SET EXERCISE: Your task is to output the listing word for word, with pictures excluded.

--- Start MATERIAL FOR THIS EXERCISE ---

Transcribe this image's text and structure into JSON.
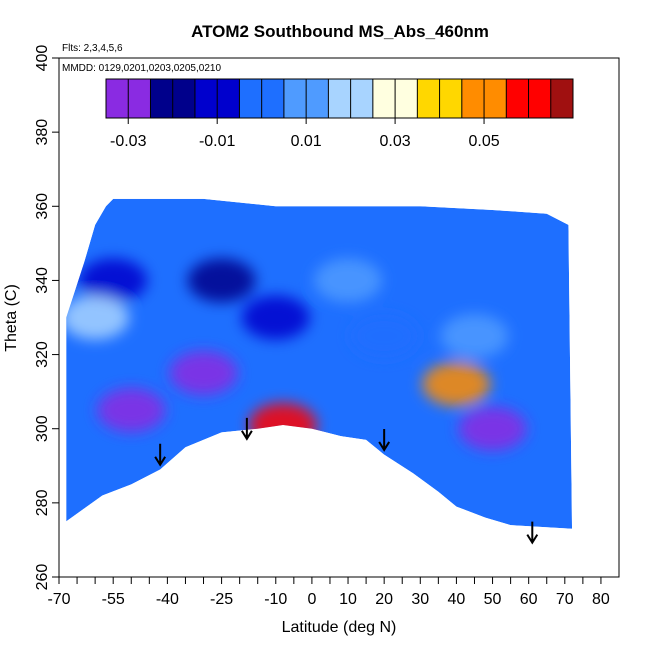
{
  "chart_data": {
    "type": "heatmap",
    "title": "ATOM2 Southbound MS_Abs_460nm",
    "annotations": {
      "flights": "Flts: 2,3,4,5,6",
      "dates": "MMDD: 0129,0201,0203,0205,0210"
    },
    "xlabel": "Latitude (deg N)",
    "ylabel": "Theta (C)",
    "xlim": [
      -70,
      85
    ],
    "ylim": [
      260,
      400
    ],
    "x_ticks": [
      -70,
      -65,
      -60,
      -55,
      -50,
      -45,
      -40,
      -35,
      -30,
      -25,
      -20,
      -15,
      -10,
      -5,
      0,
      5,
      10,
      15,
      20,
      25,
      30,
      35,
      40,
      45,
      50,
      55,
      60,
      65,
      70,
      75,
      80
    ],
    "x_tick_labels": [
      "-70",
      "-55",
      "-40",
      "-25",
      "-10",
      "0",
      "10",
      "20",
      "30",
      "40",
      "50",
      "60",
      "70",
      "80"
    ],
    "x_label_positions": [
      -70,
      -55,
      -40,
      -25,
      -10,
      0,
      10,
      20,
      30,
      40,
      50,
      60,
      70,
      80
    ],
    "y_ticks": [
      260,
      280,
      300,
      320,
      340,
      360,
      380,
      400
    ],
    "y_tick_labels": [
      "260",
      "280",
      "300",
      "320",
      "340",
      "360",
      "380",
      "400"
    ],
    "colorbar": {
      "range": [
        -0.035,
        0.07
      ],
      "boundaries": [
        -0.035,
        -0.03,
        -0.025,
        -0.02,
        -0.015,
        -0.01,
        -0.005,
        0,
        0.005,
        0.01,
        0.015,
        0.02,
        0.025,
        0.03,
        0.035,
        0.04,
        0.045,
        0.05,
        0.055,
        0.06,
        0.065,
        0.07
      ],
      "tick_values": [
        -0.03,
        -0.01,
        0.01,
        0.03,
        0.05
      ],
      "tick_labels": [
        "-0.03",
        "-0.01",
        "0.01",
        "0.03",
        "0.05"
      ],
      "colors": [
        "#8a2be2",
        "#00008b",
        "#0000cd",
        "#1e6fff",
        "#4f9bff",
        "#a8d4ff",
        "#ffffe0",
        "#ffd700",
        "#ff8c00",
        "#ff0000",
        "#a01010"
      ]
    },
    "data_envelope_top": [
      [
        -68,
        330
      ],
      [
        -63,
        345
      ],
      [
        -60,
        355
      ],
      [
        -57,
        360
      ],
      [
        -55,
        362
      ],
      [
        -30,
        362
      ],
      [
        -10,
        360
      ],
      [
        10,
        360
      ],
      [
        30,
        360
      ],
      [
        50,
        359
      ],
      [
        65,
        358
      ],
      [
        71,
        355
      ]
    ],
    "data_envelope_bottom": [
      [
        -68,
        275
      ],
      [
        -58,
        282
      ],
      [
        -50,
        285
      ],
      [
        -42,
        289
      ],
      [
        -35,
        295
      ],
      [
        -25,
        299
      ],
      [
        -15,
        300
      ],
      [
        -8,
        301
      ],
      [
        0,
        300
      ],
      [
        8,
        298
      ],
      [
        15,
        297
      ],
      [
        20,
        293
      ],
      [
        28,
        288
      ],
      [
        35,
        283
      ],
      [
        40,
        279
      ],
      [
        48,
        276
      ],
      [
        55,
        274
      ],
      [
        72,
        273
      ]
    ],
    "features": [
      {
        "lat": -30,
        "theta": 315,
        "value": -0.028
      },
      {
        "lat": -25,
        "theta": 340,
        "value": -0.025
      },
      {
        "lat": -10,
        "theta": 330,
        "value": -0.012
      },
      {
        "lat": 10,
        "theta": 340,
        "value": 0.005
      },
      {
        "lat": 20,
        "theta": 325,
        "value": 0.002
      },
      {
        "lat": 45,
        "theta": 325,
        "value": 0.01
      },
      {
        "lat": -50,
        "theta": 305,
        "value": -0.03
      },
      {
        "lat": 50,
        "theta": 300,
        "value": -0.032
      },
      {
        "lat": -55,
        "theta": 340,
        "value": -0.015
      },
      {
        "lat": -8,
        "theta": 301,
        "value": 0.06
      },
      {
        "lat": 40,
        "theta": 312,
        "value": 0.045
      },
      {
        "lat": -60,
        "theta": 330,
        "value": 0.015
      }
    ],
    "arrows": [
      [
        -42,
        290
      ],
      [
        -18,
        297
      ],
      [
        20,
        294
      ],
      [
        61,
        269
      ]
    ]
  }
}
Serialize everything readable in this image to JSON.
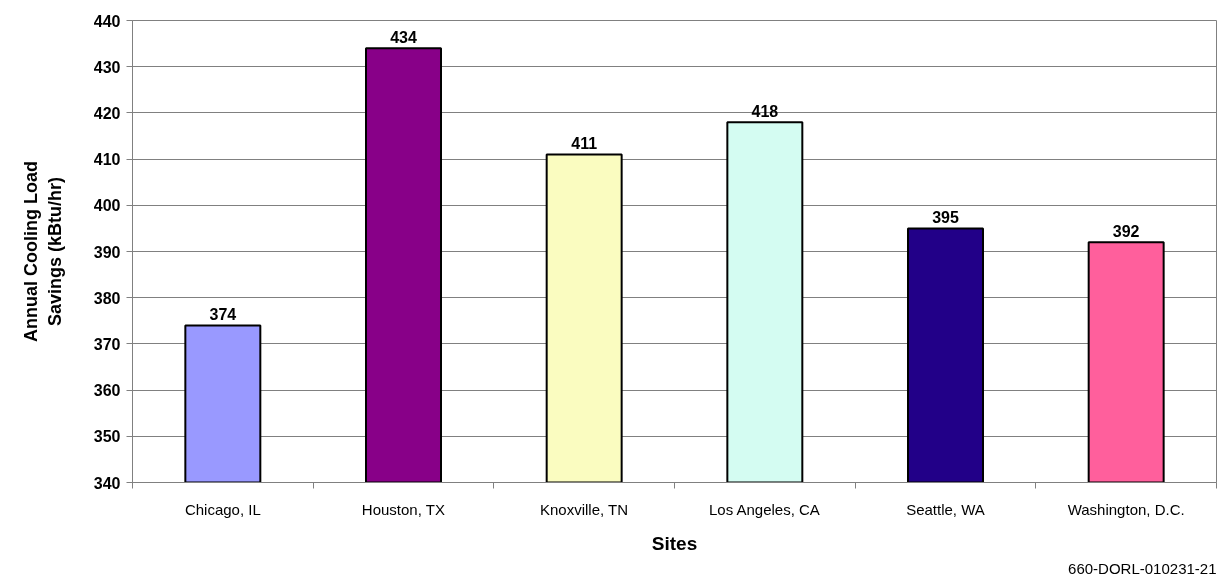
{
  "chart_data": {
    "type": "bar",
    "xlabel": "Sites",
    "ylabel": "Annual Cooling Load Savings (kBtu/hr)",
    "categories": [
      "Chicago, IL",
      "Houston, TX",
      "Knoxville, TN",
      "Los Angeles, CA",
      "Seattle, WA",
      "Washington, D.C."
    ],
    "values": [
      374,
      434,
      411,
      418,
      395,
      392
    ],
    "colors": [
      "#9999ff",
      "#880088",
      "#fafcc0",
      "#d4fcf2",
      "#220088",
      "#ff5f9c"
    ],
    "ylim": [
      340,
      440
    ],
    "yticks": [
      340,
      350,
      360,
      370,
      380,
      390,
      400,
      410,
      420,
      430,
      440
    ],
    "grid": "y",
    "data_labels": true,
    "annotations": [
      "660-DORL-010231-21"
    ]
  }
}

--- End MATERIAL FOR THIS EXERCISE ---

FULL ANSWER:
Transcribe this image's text and structure into JSON.
{
  "chart_data": {
    "type": "heatmap",
    "title": "ATOM2 Southbound MS_Abs_460nm",
    "annotations": {
      "flights": "Flts: 2,3,4,5,6",
      "dates": "MMDD: 0129,0201,0203,0205,0210"
    },
    "xlabel": "Latitude (deg N)",
    "ylabel": "Theta (C)",
    "xlim": [
      -70,
      85
    ],
    "ylim": [
      260,
      400
    ],
    "x_ticks": [
      -70,
      -65,
      -60,
      -55,
      -50,
      -45,
      -40,
      -35,
      -30,
      -25,
      -20,
      -15,
      -10,
      -5,
      0,
      5,
      10,
      15,
      20,
      25,
      30,
      35,
      40,
      45,
      50,
      55,
      60,
      65,
      70,
      75,
      80
    ],
    "x_tick_labels": [
      "-70",
      "-55",
      "-40",
      "-25",
      "-10",
      "0",
      "10",
      "20",
      "30",
      "40",
      "50",
      "60",
      "70",
      "80"
    ],
    "x_label_positions": [
      -70,
      -55,
      -40,
      -25,
      -10,
      0,
      10,
      20,
      30,
      40,
      50,
      60,
      70,
      80
    ],
    "y_ticks": [
      260,
      280,
      300,
      320,
      340,
      360,
      380,
      400
    ],
    "y_tick_labels": [
      "260",
      "280",
      "300",
      "320",
      "340",
      "360",
      "380",
      "400"
    ],
    "colorbar": {
      "range": [
        -0.035,
        0.07
      ],
      "boundaries": [
        -0.035,
        -0.03,
        -0.025,
        -0.02,
        -0.015,
        -0.01,
        -0.005,
        0,
        0.005,
        0.01,
        0.015,
        0.02,
        0.025,
        0.03,
        0.035,
        0.04,
        0.045,
        0.05,
        0.055,
        0.06,
        0.065,
        0.07
      ],
      "tick_values": [
        -0.03,
        -0.01,
        0.01,
        0.03,
        0.05
      ],
      "tick_labels": [
        "-0.03",
        "-0.01",
        "0.01",
        "0.03",
        "0.05"
      ],
      "colors": [
        "#8a2be2",
        "#00008b",
        "#0000cd",
        "#1e6fff",
        "#4f9bff",
        "#a8d4ff",
        "#ffffe0",
        "#ffd700",
        "#ff8c00",
        "#ff0000",
        "#a01010"
      ]
    },
    "data_envelope_top": [
      [
        -68,
        330
      ],
      [
        -63,
        345
      ],
      [
        -60,
        355
      ],
      [
        -57,
        360
      ],
      [
        -55,
        362
      ],
      [
        -30,
        362
      ],
      [
        -10,
        360
      ],
      [
        10,
        360
      ],
      [
        30,
        360
      ],
      [
        50,
        359
      ],
      [
        65,
        358
      ],
      [
        71,
        355
      ]
    ],
    "data_envelope_bottom": [
      [
        -68,
        275
      ],
      [
        -58,
        282
      ],
      [
        -50,
        285
      ],
      [
        -42,
        289
      ],
      [
        -35,
        295
      ],
      [
        -25,
        299
      ],
      [
        -15,
        300
      ],
      [
        -8,
        301
      ],
      [
        0,
        300
      ],
      [
        8,
        298
      ],
      [
        15,
        297
      ],
      [
        20,
        293
      ],
      [
        28,
        288
      ],
      [
        35,
        283
      ],
      [
        40,
        279
      ],
      [
        48,
        276
      ],
      [
        55,
        274
      ],
      [
        72,
        273
      ]
    ],
    "features": [
      {
        "lat": -30,
        "theta": 315,
        "value": -0.028
      },
      {
        "lat": -25,
        "theta": 340,
        "value": -0.025
      },
      {
        "lat": -10,
        "theta": 330,
        "value": -0.012
      },
      {
        "lat": 10,
        "theta": 340,
        "value": 0.005
      },
      {
        "lat": 20,
        "theta": 325,
        "value": 0.002
      },
      {
        "lat": 45,
        "theta": 325,
        "value": 0.01
      },
      {
        "lat": -50,
        "theta": 305,
        "value": -0.03
      },
      {
        "lat": 50,
        "theta": 300,
        "value": -0.032
      },
      {
        "lat": -55,
        "theta": 340,
        "value": -0.015
      },
      {
        "lat": -8,
        "theta": 301,
        "value": 0.06
      },
      {
        "lat": 40,
        "theta": 312,
        "value": 0.045
      },
      {
        "lat": -60,
        "theta": 330,
        "value": 0.015
      }
    ],
    "arrows": [
      [
        -42,
        290
      ],
      [
        -18,
        297
      ],
      [
        20,
        294
      ],
      [
        61,
        269
      ]
    ]
  }
}
Serialize everything readable in this image to JSON.
{
  "chart_data": {
    "type": "bar",
    "xlabel": "Sites",
    "ylabel": "Annual Cooling Load Savings (kBtu/hr)",
    "categories": [
      "Chicago, IL",
      "Houston, TX",
      "Knoxville, TN",
      "Los Angeles, CA",
      "Seattle, WA",
      "Washington, D.C."
    ],
    "values": [
      374,
      434,
      411,
      418,
      395,
      392
    ],
    "colors": [
      "#9999ff",
      "#880088",
      "#fafcc0",
      "#d4fcf2",
      "#220088",
      "#ff5f9c"
    ],
    "ylim": [
      340,
      440
    ],
    "yticks": [
      340,
      350,
      360,
      370,
      380,
      390,
      400,
      410,
      420,
      430,
      440
    ],
    "grid": "y",
    "data_labels": true,
    "annotations": [
      "660-DORL-010231-21"
    ]
  }
}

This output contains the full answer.